* _Instructions to follow_
Each entry needs to be restated exactly as written.

+ + +

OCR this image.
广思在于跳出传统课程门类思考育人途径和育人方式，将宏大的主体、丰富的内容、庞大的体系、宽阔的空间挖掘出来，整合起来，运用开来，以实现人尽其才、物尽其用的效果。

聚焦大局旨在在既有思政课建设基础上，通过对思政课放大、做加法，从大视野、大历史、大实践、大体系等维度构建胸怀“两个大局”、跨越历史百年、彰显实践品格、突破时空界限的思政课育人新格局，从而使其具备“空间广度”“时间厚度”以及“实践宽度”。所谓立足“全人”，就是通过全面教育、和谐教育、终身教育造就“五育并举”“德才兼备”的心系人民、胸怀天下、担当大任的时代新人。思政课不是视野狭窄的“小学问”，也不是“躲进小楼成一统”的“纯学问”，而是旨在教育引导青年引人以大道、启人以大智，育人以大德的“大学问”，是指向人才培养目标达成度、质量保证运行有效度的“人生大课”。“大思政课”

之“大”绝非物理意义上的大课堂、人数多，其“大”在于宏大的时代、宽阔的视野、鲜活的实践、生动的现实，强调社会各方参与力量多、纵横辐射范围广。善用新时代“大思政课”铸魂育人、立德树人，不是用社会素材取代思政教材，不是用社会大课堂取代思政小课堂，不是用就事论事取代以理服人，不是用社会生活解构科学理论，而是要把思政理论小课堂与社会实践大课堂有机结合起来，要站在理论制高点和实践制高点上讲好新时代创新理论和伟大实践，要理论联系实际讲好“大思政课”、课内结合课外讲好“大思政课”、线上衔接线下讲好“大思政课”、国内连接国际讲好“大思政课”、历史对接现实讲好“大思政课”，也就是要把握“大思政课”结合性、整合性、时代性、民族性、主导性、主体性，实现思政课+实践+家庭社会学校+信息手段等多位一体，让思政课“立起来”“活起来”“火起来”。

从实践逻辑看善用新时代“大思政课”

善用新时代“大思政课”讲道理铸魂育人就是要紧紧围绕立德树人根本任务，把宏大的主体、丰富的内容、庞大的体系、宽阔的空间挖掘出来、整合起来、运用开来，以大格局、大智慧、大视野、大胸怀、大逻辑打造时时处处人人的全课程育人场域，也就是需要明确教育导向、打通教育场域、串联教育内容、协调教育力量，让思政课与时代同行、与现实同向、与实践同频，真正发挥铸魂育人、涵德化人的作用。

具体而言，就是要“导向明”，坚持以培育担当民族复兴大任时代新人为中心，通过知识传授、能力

+ + +

* _Solution_
OCR this image.
广思在于跳出传统课程门类思考育人途径和育人方式，将宏大的主体、丰富的内容、庞大的体系、宽阔的空间挖掘出来，整合起来，运用开来，以实现人尽其才、物尽其用的效果。

聚焦大局旨在在既有思政课建设基础上，通过对思政课放大、做加法，从大视野、大历史、大实践、大体系等维度构建胸怀“两个大局”、跨越历史百年、彰显实践品格、突破时空界限的思政课育人新格局，从而使其具备“空间广度”“时间厚度”以及“实践宽度”。所谓立足“全人”，就是通过全面教育、和谐教育、终身教育造就“五育并举”“德才兼备”的心系人民、胸怀天下、担当大任的时代新人。思政课不是视野狭窄的“小学问”，也不是“躲进小楼成一统”的“纯学问”，而是旨在教育引导青年引人以大道、启人以大智，育人以大德的“大学问”，是指向人才培养目标达成度、质量保证运行有效度的“人生大课”。“大思政课”

之“大”绝非物理意义上的大课堂、人数多，其“大”在于宏大的时代、宽阔的视野、鲜活的实践、生动的现实，强调社会各方参与力量多、纵横辐射范围广。善用新时代“大思政课”铸魂育人、立德树人，不是用社会素材取代思政教材，不是用社会大课堂取代思政小课堂，不是用就事论事取代以理服人，不是用社会生活解构科学理论，而是要把思政理论小课堂与社会实践大课堂有机结合起来，要站在理论制高点和实践制高点上讲好新时代创新理论和伟大实践，要理论联系实际讲好“大思政课”、课内结合课外讲好“大思政课”、线上衔接线下讲好“大思政课”、国内连接国际讲好“大思政课”、历史对接现实讲好“大思政课”，也就是要把握“大思政课”结合性、整合性、时代性、民族性、主导性、主体性，实现思政课+实践+家庭社会学校+信息手段等多位一体，让思政课“立起来”“活起来”“火起来”。

从实践逻辑看善用新时代“大思政课”

善用新时代“大思政课”讲道理铸魂育人就是要紧紧围绕立德树人根本任务，把宏大的主体、丰富的内容、庞大的体系、宽阔的空间挖掘出来、整合起来、运用开来，以大格局、大智慧、大视野、大胸怀、大逻辑打造时时处处人人的全课程育人场域，也就是需要明确教育导向、打通教育场域、串联教育内容、协调教育力量，让思政课与时代同行、与现实同向、与实践同频，真正发挥铸魂育人、涵德化人的作用。

具体而言，就是要“导向明”，坚持以培育担当民族复兴大任时代新人为中心，通过知识传授、能力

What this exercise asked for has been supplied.